> **What you need to do**
Show every line that has the string "Profil" in it.

------------------------------------------------------------

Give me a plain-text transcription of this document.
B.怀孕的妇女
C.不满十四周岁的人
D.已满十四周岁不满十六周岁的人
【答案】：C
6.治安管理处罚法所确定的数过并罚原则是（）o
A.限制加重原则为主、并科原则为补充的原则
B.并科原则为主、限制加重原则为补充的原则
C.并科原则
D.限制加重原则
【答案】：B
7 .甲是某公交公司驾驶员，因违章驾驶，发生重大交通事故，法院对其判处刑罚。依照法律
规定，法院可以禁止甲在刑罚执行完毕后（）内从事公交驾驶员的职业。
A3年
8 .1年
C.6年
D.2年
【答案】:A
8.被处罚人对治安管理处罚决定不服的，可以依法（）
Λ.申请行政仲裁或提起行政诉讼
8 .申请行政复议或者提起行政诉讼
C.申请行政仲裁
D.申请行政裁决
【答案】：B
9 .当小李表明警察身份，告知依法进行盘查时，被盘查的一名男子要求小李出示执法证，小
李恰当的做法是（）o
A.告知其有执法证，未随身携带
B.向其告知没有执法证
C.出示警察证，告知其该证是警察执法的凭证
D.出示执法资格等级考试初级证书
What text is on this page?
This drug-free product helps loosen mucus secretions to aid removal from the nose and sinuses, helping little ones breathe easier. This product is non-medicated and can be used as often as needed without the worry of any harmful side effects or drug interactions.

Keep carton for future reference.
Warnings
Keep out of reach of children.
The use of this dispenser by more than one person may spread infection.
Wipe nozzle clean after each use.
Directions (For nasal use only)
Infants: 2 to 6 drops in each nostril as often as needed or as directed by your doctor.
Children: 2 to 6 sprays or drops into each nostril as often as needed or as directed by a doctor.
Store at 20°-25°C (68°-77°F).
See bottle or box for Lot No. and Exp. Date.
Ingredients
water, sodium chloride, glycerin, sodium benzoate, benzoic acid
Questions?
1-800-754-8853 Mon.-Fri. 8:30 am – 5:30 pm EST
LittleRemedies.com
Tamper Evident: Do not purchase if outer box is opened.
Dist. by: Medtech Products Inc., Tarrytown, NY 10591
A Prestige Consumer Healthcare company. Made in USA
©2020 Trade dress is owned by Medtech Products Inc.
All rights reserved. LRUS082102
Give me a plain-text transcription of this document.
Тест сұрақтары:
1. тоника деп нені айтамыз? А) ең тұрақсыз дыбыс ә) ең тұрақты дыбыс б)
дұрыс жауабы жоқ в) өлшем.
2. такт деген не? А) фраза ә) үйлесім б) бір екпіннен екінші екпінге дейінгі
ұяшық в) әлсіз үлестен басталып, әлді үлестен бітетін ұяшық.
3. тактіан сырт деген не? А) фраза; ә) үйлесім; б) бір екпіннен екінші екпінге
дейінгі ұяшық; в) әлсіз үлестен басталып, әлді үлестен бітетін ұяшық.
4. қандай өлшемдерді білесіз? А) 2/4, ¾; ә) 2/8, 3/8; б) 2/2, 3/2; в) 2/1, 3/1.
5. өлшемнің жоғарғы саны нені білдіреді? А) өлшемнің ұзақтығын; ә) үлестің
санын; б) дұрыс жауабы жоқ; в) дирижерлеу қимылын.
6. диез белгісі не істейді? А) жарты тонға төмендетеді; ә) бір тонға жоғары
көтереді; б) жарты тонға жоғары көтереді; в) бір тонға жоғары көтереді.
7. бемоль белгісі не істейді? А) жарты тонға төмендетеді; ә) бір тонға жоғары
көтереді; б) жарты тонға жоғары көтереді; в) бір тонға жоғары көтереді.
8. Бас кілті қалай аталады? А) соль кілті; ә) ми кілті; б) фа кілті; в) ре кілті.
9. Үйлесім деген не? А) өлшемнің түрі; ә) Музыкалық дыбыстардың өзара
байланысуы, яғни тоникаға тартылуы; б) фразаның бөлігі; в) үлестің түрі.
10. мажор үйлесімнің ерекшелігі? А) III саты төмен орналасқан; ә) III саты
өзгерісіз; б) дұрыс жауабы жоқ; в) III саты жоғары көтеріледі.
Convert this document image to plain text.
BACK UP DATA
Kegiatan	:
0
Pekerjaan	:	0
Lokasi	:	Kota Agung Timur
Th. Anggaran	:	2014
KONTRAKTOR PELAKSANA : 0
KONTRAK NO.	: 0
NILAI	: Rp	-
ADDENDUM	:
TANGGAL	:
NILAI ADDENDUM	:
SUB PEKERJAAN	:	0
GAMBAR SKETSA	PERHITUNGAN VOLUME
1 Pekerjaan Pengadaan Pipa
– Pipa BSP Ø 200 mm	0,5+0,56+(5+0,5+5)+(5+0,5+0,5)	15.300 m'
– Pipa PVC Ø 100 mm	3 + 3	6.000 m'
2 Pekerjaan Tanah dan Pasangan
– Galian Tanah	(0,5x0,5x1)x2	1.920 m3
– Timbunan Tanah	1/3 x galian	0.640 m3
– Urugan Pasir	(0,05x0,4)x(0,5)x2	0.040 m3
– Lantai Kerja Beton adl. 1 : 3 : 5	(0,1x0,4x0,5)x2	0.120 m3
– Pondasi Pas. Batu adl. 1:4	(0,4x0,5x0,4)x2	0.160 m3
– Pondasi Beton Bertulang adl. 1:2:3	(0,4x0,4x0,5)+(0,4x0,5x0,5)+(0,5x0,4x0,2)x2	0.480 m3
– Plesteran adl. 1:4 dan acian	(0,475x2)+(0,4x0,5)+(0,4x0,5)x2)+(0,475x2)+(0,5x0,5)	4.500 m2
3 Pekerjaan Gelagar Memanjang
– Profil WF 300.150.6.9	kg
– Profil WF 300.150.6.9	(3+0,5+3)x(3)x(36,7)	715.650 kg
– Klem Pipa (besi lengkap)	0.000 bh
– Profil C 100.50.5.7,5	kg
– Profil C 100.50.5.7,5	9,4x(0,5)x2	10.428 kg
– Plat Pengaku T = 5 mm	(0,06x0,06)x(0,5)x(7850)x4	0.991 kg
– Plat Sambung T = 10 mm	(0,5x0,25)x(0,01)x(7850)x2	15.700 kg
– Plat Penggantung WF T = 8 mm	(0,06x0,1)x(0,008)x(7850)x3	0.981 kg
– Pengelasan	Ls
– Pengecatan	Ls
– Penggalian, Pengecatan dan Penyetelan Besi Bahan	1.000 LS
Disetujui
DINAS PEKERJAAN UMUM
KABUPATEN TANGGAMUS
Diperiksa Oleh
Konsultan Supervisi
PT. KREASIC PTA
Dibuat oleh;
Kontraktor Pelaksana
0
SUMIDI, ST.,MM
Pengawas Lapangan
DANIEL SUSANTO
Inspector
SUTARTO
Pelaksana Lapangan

------------------------------------------------------------

> **Exercise solution**
– Profil WF 300.150.6.9	kg
– Profil WF 300.150.6.9	(3+0,5+3)x(3)x(36,7)	715.650 kg
– Profil C 100.50.5.7,5	kg
– Profil C 100.50.5.7,5	9,4x(0,5)x2	10.428 kg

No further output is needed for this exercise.